- AIM OF THE TASK
Find each line with the word "Expression" and copy it.

- INPUT ROWS
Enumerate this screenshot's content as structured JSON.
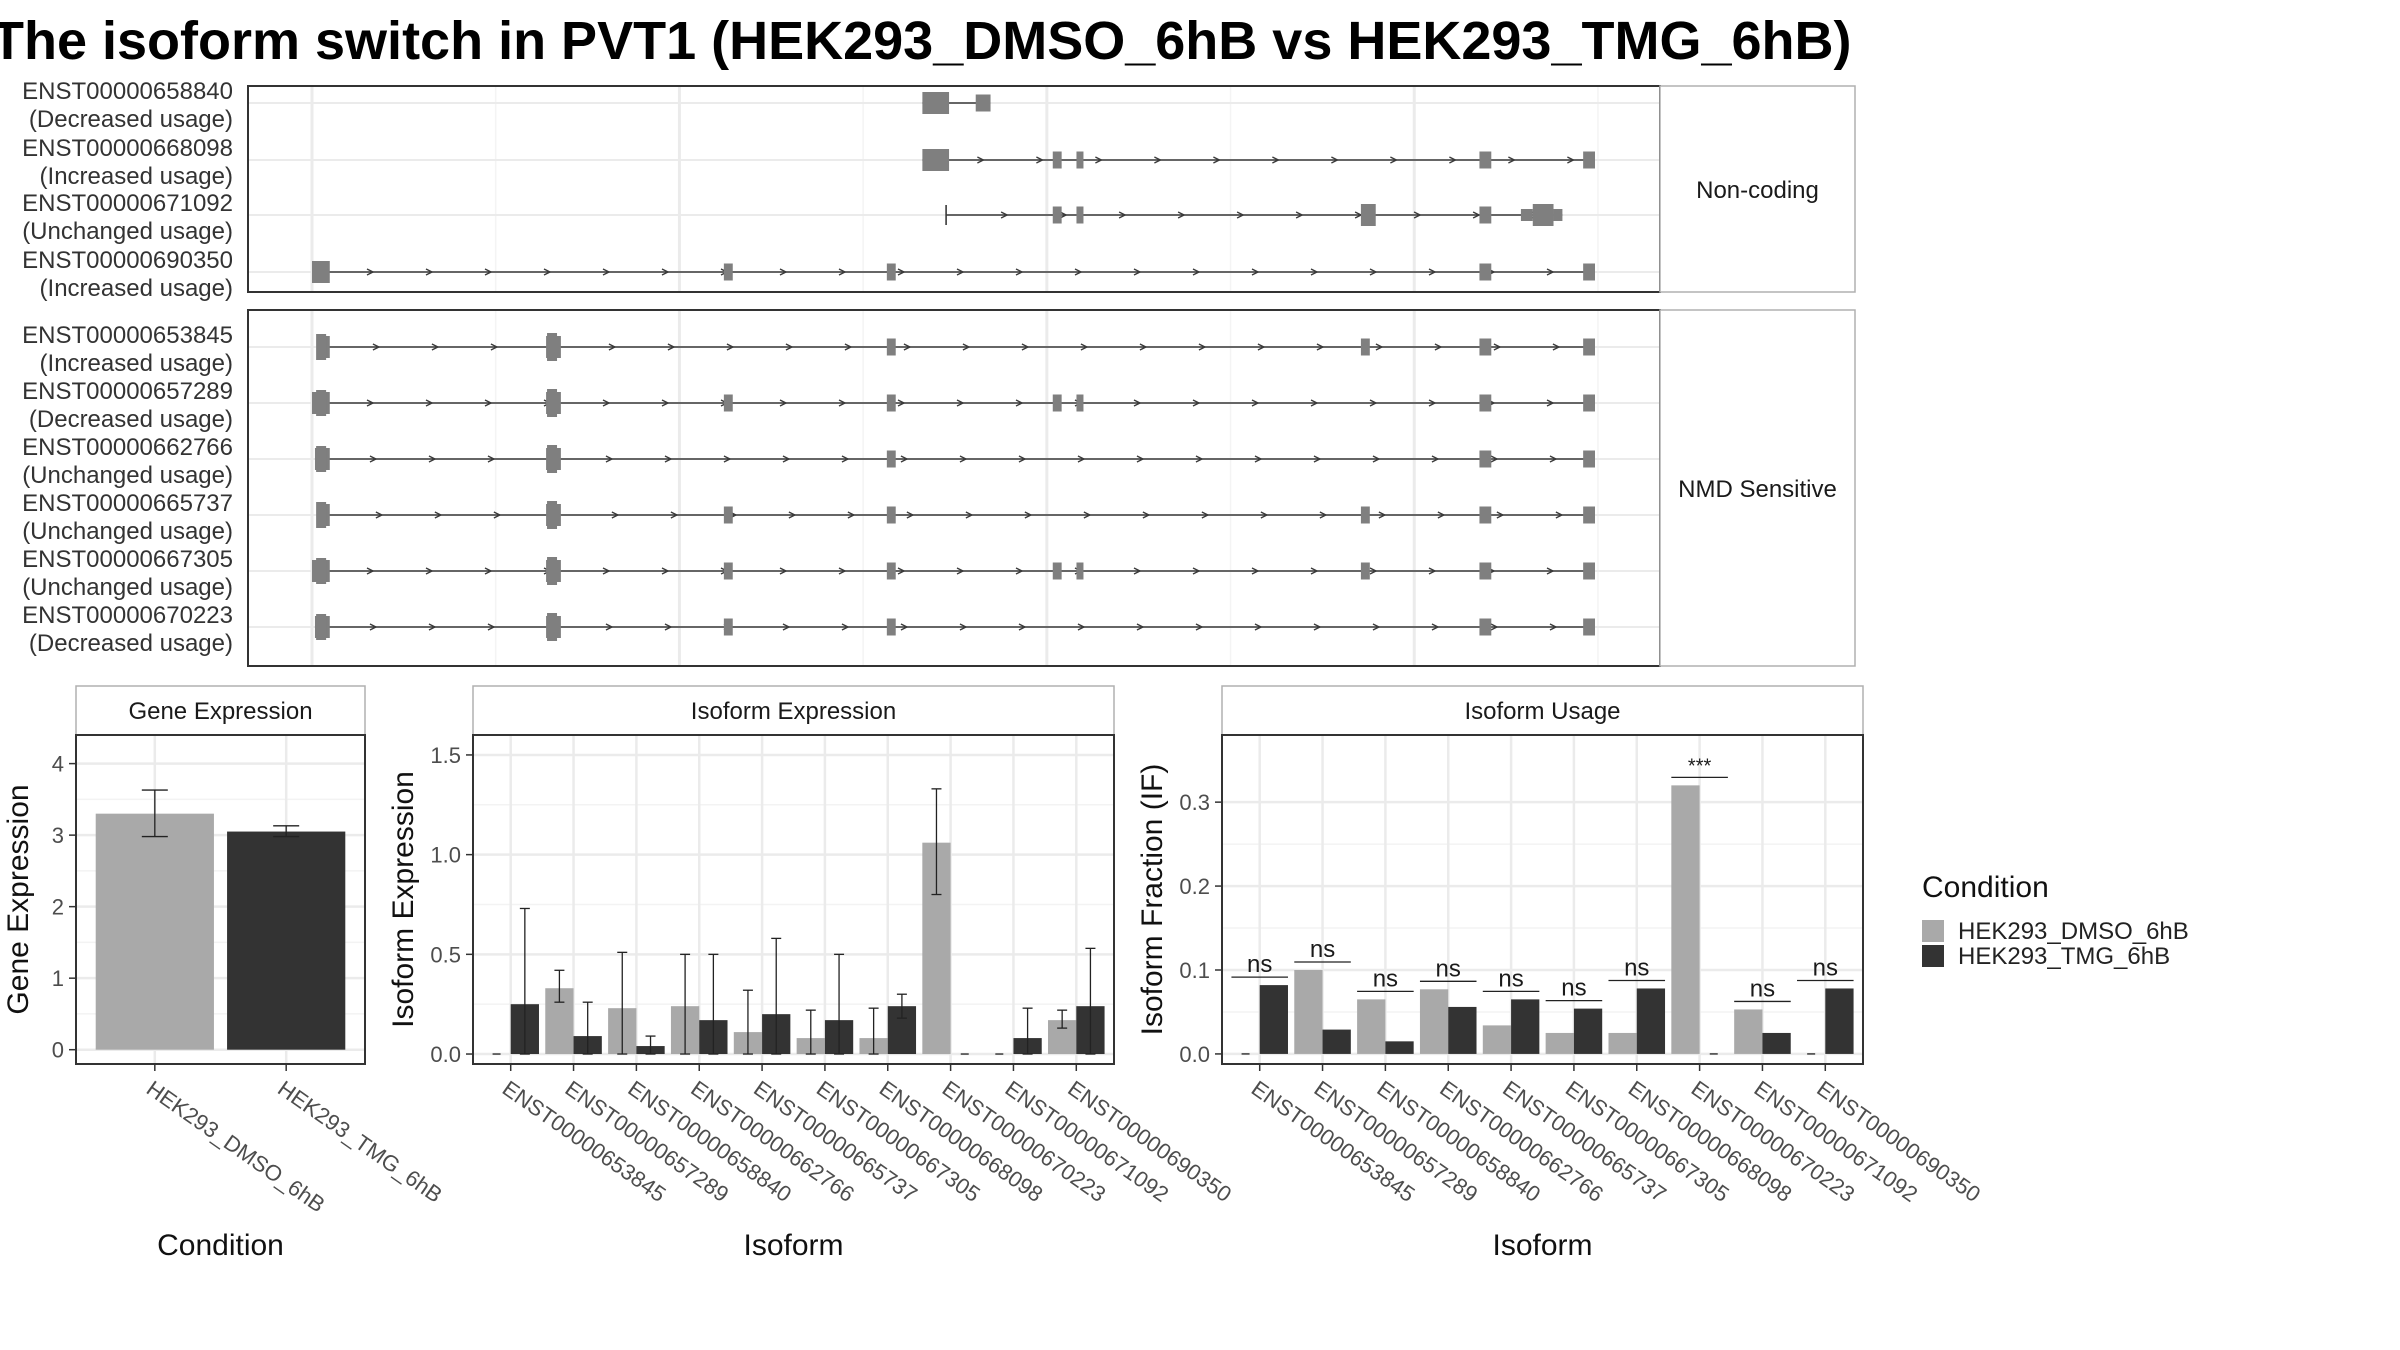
{
  "title": "The isoform switch in PVT1 (HEK293_DMSO_6hB vs HEK293_TMG_6hB)",
  "colors": {
    "dmso": "#a9a9a9",
    "tmg": "#333333",
    "exon": "#7f7f7f",
    "intron": "#3a3a3a",
    "grid": "#ebebeb",
    "frame": "#333333"
  },
  "structure": {
    "facets": [
      {
        "label": "Non-coding",
        "transcripts": [
          {
            "id": "ENST00000658840",
            "status": "(Decreased usage)",
            "exons": [
              [
                103000.0,
                107500.0,
                "b"
              ],
              [
                112000.0,
                114500.0,
                "s"
              ]
            ],
            "arrows": false
          },
          {
            "id": "ENST00000668098",
            "status": "(Increased usage)",
            "exons": [
              [
                103000.0,
                107500.0,
                "b"
              ],
              [
                125000.0,
                126500.0,
                "s"
              ],
              [
                129000.0,
                130000.0,
                "s"
              ],
              [
                197000.0,
                199000.0,
                "s"
              ],
              [
                214500.0,
                216500.0,
                "s"
              ]
            ],
            "arrows": true
          },
          {
            "id": "ENST00000671092",
            "status": "(Unchanged usage)",
            "exons": [
              [
                107000.0,
                107300.0,
                "t"
              ],
              [
                125000.0,
                126500.0,
                "s"
              ],
              [
                129000.0,
                130000.0,
                "s"
              ],
              [
                177000.0,
                179500.0,
                "b"
              ],
              [
                197000.0,
                199000.0,
                "s"
              ],
              [
                204000.0,
                206000.0,
                "m"
              ],
              [
                206000.0,
                209500.0,
                "b"
              ],
              [
                209500.0,
                211000.0,
                "m"
              ]
            ],
            "arrows": true
          },
          {
            "id": "ENST00000690350",
            "status": "(Increased usage)",
            "exons": [
              [
                0.0,
                3000.0,
                "b"
              ],
              [
                69500.0,
                71000.0,
                "s"
              ],
              [
                97000.0,
                98500.0,
                "s"
              ],
              [
                197000.0,
                199000.0,
                "s"
              ],
              [
                214500.0,
                216500.0,
                "s"
              ]
            ],
            "arrows": true
          }
        ]
      },
      {
        "label": "NMD Sensitive",
        "transcripts": [
          {
            "id": "ENST00000653845",
            "status": "(Increased usage)",
            "exons": [
              [
                1000.0,
                3000.0,
                "b"
              ],
              [
                39500.0,
                42000.0,
                "b"
              ],
              [
                97000.0,
                98500.0,
                "s"
              ],
              [
                177000.0,
                178500.0,
                "s"
              ],
              [
                197000.0,
                199000.0,
                "s"
              ],
              [
                214500.0,
                216500.0,
                "s"
              ]
            ],
            "arrows": true
          },
          {
            "id": "ENST00000657289",
            "status": "(Decreased usage)",
            "exons": [
              [
                0.0,
                3000.0,
                "b"
              ],
              [
                39500.0,
                42000.0,
                "b"
              ],
              [
                69500.0,
                71000.0,
                "s"
              ],
              [
                97000.0,
                98500.0,
                "s"
              ],
              [
                125000.0,
                126500.0,
                "s"
              ],
              [
                129000.0,
                130000.0,
                "s"
              ],
              [
                197000.0,
                199000.0,
                "s"
              ],
              [
                214500.0,
                216500.0,
                "s"
              ]
            ],
            "arrows": true
          },
          {
            "id": "ENST00000662766",
            "status": "(Unchanged usage)",
            "exons": [
              [
                500.0,
                3000.0,
                "b"
              ],
              [
                39500.0,
                42000.0,
                "b"
              ],
              [
                97000.0,
                98500.0,
                "s"
              ],
              [
                197000.0,
                199000.0,
                "s"
              ],
              [
                214500.0,
                216500.0,
                "s"
              ]
            ],
            "arrows": true
          },
          {
            "id": "ENST00000665737",
            "status": "(Unchanged usage)",
            "exons": [
              [
                1500.0,
                3000.0,
                "b"
              ],
              [
                39500.0,
                42000.0,
                "b"
              ],
              [
                69500.0,
                71000.0,
                "s"
              ],
              [
                97000.0,
                98500.0,
                "s"
              ],
              [
                177000.0,
                178500.0,
                "s"
              ],
              [
                197000.0,
                199000.0,
                "s"
              ],
              [
                214500.0,
                216500.0,
                "s"
              ]
            ],
            "arrows": true
          },
          {
            "id": "ENST00000667305",
            "status": "(Unchanged usage)",
            "exons": [
              [
                0.0,
                3000.0,
                "b"
              ],
              [
                39500.0,
                42000.0,
                "b"
              ],
              [
                69500.0,
                71000.0,
                "s"
              ],
              [
                97000.0,
                98500.0,
                "s"
              ],
              [
                125000.0,
                126500.0,
                "s"
              ],
              [
                129000.0,
                130000.0,
                "s"
              ],
              [
                177000.0,
                178500.0,
                "s"
              ],
              [
                197000.0,
                199000.0,
                "s"
              ],
              [
                214500.0,
                216500.0,
                "s"
              ]
            ],
            "arrows": true
          },
          {
            "id": "ENST00000670223",
            "status": "(Decreased usage)",
            "exons": [
              [
                500.0,
                3000.0,
                "b"
              ],
              [
                39500.0,
                42000.0,
                "b"
              ],
              [
                69500.0,
                71000.0,
                "s"
              ],
              [
                97000.0,
                98500.0,
                "s"
              ],
              [
                197000.0,
                199000.0,
                "s"
              ],
              [
                214500.0,
                216500.0,
                "s"
              ]
            ],
            "arrows": true
          }
        ]
      }
    ]
  },
  "chart_data": [
    {
      "type": "bar",
      "title": "Gene Expression",
      "xlabel": "Condition",
      "ylabel": "Gene Expression",
      "categories": [
        "HEK293_DMSO_6hB",
        "HEK293_TMG_6hB"
      ],
      "values": [
        3.3,
        3.05
      ],
      "errors": [
        [
          2.98,
          3.63
        ],
        [
          2.98,
          3.13
        ]
      ],
      "ylim": [
        -0.2,
        4.4
      ],
      "yticks": [
        "0",
        "1",
        "2",
        "3",
        "4"
      ],
      "ytick_values": [
        0,
        1,
        2,
        3,
        4
      ]
    },
    {
      "type": "bar",
      "title": "Isoform Expression",
      "xlabel": "Isoform",
      "ylabel": "Isoform Expression",
      "categories": [
        "ENST00000653845",
        "ENST00000657289",
        "ENST00000658840",
        "ENST00000662766",
        "ENST00000665737",
        "ENST00000667305",
        "ENST00000668098",
        "ENST00000670223",
        "ENST00000671092",
        "ENST00000690350"
      ],
      "series": [
        {
          "name": "HEK293_DMSO_6hB",
          "values": [
            0.0,
            0.33,
            0.23,
            0.24,
            0.11,
            0.08,
            0.08,
            1.06,
            0.0,
            0.17
          ],
          "errors": [
            [
              0,
              0
            ],
            [
              0.26,
              0.42
            ],
            [
              0,
              0.51
            ],
            [
              0,
              0.5
            ],
            [
              0,
              0.32
            ],
            [
              0,
              0.22
            ],
            [
              0,
              0.23
            ],
            [
              0.8,
              1.33
            ],
            [
              0,
              0
            ],
            [
              0.13,
              0.22
            ]
          ]
        },
        {
          "name": "HEK293_TMG_6hB",
          "values": [
            0.25,
            0.09,
            0.04,
            0.17,
            0.2,
            0.17,
            0.24,
            0.0,
            0.08,
            0.24
          ],
          "errors": [
            [
              0,
              0.73
            ],
            [
              0,
              0.26
            ],
            [
              0,
              0.09
            ],
            [
              0,
              0.5
            ],
            [
              0,
              0.58
            ],
            [
              0,
              0.5
            ],
            [
              0.18,
              0.3
            ],
            [
              0,
              0
            ],
            [
              0,
              0.23
            ],
            [
              0,
              0.53
            ]
          ]
        }
      ],
      "ylim": [
        -0.05,
        1.6
      ],
      "yticks": [
        "0.0",
        "0.5",
        "1.0",
        "1.5"
      ],
      "ytick_values": [
        0,
        0.5,
        1.0,
        1.5
      ]
    },
    {
      "type": "bar",
      "title": "Isoform Usage",
      "xlabel": "Isoform",
      "ylabel": "Isoform Fraction (IF)",
      "categories": [
        "ENST00000653845",
        "ENST00000657289",
        "ENST00000658840",
        "ENST00000662766",
        "ENST00000665737",
        "ENST00000667305",
        "ENST00000668098",
        "ENST00000670223",
        "ENST00000671092",
        "ENST00000690350"
      ],
      "series": [
        {
          "name": "HEK293_DMSO_6hB",
          "values": [
            0.0,
            0.1,
            0.065,
            0.077,
            0.034,
            0.025,
            0.025,
            0.32,
            0.053,
            0.0
          ]
        },
        {
          "name": "HEK293_TMG_6hB",
          "values": [
            0.082,
            0.029,
            0.015,
            0.056,
            0.065,
            0.054,
            0.078,
            0.0,
            0.025,
            0.078
          ]
        }
      ],
      "significance": [
        "ns",
        "ns",
        "ns",
        "ns",
        "ns",
        "ns",
        "ns",
        "***",
        "ns",
        "ns"
      ],
      "ylim": [
        -0.012,
        0.38
      ],
      "yticks": [
        "0.0",
        "0.1",
        "0.2",
        "0.3"
      ],
      "ytick_values": [
        0,
        0.1,
        0.2,
        0.3
      ]
    }
  ],
  "legend": {
    "title": "Condition",
    "items": [
      {
        "label": "HEK293_DMSO_6hB",
        "color": "#a9a9a9"
      },
      {
        "label": "HEK293_TMG_6hB",
        "color": "#333333"
      }
    ]
  }
}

- REPLY TO THE EXERCISE
      "title": "Gene Expression",
      "ylabel": "Gene Expression",
      "title": "Isoform Expression",
      "ylabel": "Isoform Expression",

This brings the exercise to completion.